## Challenge
Please return every one of the entries below, reproducing each line without any change.

[Entries from a data source]
···
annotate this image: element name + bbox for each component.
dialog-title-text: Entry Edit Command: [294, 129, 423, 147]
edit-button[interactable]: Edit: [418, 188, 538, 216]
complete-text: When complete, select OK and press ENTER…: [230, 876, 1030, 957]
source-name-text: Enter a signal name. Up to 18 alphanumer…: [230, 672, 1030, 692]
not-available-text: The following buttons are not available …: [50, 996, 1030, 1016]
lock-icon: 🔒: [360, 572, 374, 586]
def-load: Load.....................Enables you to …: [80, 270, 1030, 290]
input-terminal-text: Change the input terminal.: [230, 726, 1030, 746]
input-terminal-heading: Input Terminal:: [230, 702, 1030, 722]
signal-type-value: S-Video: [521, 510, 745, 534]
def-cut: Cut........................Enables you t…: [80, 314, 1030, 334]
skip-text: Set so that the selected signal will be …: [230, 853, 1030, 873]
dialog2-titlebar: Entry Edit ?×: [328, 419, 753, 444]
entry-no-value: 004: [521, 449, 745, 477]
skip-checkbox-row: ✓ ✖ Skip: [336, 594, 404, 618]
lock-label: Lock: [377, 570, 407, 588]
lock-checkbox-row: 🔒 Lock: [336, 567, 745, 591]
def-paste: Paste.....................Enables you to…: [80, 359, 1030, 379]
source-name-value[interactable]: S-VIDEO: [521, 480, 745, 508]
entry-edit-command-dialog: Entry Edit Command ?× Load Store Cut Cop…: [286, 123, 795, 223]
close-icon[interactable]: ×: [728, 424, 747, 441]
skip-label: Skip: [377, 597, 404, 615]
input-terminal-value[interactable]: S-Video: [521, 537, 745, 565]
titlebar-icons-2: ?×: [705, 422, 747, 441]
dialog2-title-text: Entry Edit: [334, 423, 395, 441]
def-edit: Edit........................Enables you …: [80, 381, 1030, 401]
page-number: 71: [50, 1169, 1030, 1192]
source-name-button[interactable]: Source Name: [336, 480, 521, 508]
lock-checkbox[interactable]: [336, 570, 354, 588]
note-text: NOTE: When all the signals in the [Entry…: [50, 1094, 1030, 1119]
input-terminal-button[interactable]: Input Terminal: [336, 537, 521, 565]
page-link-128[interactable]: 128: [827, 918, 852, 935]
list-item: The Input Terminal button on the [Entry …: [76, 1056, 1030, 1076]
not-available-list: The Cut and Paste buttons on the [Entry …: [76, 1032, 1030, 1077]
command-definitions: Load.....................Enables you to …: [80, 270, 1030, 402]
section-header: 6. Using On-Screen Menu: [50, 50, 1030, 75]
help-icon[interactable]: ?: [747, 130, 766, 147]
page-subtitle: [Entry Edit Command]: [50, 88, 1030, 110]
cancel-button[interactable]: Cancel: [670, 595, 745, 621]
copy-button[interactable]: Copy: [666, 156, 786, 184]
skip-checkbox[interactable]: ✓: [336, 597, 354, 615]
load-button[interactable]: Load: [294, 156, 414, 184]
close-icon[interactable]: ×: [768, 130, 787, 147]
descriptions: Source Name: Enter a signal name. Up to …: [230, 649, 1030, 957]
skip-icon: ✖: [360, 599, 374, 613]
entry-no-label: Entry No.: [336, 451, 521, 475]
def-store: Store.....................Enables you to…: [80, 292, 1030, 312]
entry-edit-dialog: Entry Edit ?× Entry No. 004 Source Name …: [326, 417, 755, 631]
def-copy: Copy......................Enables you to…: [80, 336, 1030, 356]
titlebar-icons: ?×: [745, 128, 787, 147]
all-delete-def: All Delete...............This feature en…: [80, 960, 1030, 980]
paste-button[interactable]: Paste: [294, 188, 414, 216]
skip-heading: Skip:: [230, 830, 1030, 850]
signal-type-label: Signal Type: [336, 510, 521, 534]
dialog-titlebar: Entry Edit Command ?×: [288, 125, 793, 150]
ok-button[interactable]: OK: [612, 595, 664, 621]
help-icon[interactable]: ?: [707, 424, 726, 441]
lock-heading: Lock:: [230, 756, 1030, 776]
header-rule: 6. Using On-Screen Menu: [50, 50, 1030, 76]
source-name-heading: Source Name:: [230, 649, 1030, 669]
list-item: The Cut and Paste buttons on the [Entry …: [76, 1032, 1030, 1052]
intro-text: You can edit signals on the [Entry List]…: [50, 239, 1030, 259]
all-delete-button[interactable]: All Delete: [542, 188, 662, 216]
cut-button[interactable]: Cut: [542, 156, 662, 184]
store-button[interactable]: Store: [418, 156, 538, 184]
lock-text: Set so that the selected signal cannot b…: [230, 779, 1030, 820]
···
## Answer to this problem
annotate this image: element name + bbox for each component.
dialog-title-text: Entry Edit Command: [294, 129, 423, 147]
edit-button[interactable]: Edit: [418, 188, 538, 216]
complete-text: When complete, select OK and press ENTER…: [230, 876, 1030, 957]
source-name-text: Enter a signal name. Up to 18 alphanumer…: [230, 672, 1030, 692]
not-available-text: The following buttons are not available …: [50, 996, 1030, 1016]
lock-icon: 🔒: [360, 572, 374, 586]
def-load: Load.....................Enables you to …: [80, 270, 1030, 290]
input-terminal-text: Change the input terminal.: [230, 726, 1030, 746]
input-terminal-heading: Input Terminal:: [230, 702, 1030, 722]
signal-type-value: S-Video: [521, 510, 745, 534]
def-cut: Cut........................Enables you t…: [80, 314, 1030, 334]
skip-text: Set so that the selected signal will be …: [230, 853, 1030, 873]
dialog2-titlebar: Entry Edit ?×: [328, 419, 753, 444]
entry-no-value: 004: [521, 449, 745, 477]
skip-checkbox-row: ✓ ✖ Skip: [336, 594, 404, 618]
lock-label: Lock: [377, 570, 407, 588]
lock-checkbox-row: 🔒 Lock: [336, 567, 745, 591]
def-paste: Paste.....................Enables you to…: [80, 359, 1030, 379]
source-name-value[interactable]: S-VIDEO: [521, 480, 745, 508]
entry-edit-command-dialog: Entry Edit Command ?× Load Store Cut Cop…: [286, 123, 795, 223]
close-icon[interactable]: ×: [728, 424, 747, 441]
skip-label: Skip: [377, 597, 404, 615]
input-terminal-value[interactable]: S-Video: [521, 537, 745, 565]
titlebar-icons-2: ?×: [705, 422, 747, 441]
dialog2-title-text: Entry Edit: [334, 423, 395, 441]
def-edit: Edit........................Enables you …: [80, 381, 1030, 401]
page-number: 71: [50, 1169, 1030, 1192]
source-name-button[interactable]: Source Name: [336, 480, 521, 508]
lock-checkbox[interactable]: [336, 570, 354, 588]
note-text: NOTE: When all the signals in the [Entry…: [50, 1094, 1030, 1119]
input-terminal-button[interactable]: Input Terminal: [336, 537, 521, 565]
page-link-128[interactable]: 128: [827, 918, 852, 935]
list-item: The Input Terminal button on the [Entry …: [76, 1056, 1030, 1076]
not-available-list: The Cut and Paste buttons on the [Entry …: [76, 1032, 1030, 1077]
command-definitions: Load.....................Enables you to …: [80, 270, 1030, 402]
section-header: 6. Using On-Screen Menu: [50, 50, 1030, 75]
help-icon[interactable]: ?: [747, 130, 766, 147]
page-subtitle: [Entry Edit Command]: [50, 88, 1030, 110]
cancel-button[interactable]: Cancel: [670, 595, 745, 621]
copy-button[interactable]: Copy: [666, 156, 786, 184]
skip-checkbox[interactable]: ✓: [336, 597, 354, 615]
load-button[interactable]: Load: [294, 156, 414, 184]
close-icon[interactable]: ×: [768, 130, 787, 147]
descriptions: Source Name: Enter a signal name. Up to …: [230, 649, 1030, 957]
skip-icon: ✖: [360, 599, 374, 613]
entry-no-label: Entry No.: [336, 451, 521, 475]
def-store: Store.....................Enables you to…: [80, 292, 1030, 312]
entry-edit-dialog: Entry Edit ?× Entry No. 004 Source Name …: [326, 417, 755, 631]
def-copy: Copy......................Enables you to…: [80, 336, 1030, 356]
titlebar-icons: ?×: [745, 128, 787, 147]
all-delete-def: All Delete...............This feature en…: [80, 960, 1030, 980]
paste-button[interactable]: Paste: [294, 188, 414, 216]
skip-heading: Skip:: [230, 830, 1030, 850]
signal-type-label: Signal Type: [336, 510, 521, 534]
dialog-titlebar: Entry Edit Command ?×: [288, 125, 793, 150]
ok-button[interactable]: OK: [612, 595, 664, 621]
help-icon[interactable]: ?: [707, 424, 726, 441]
lock-heading: Lock:: [230, 756, 1030, 776]
header-rule: 6. Using On-Screen Menu: [50, 50, 1030, 76]
source-name-heading: Source Name:: [230, 649, 1030, 669]
list-item: The Cut and Paste buttons on the [Entry …: [76, 1032, 1030, 1052]
intro-text: You can edit signals on the [Entry List]…: [50, 239, 1030, 259]
all-delete-button[interactable]: All Delete: [542, 188, 662, 216]
cut-button[interactable]: Cut: [542, 156, 662, 184]
store-button[interactable]: Store: [418, 156, 538, 184]
lock-text: Set so that the selected signal cannot b…: [230, 779, 1030, 820]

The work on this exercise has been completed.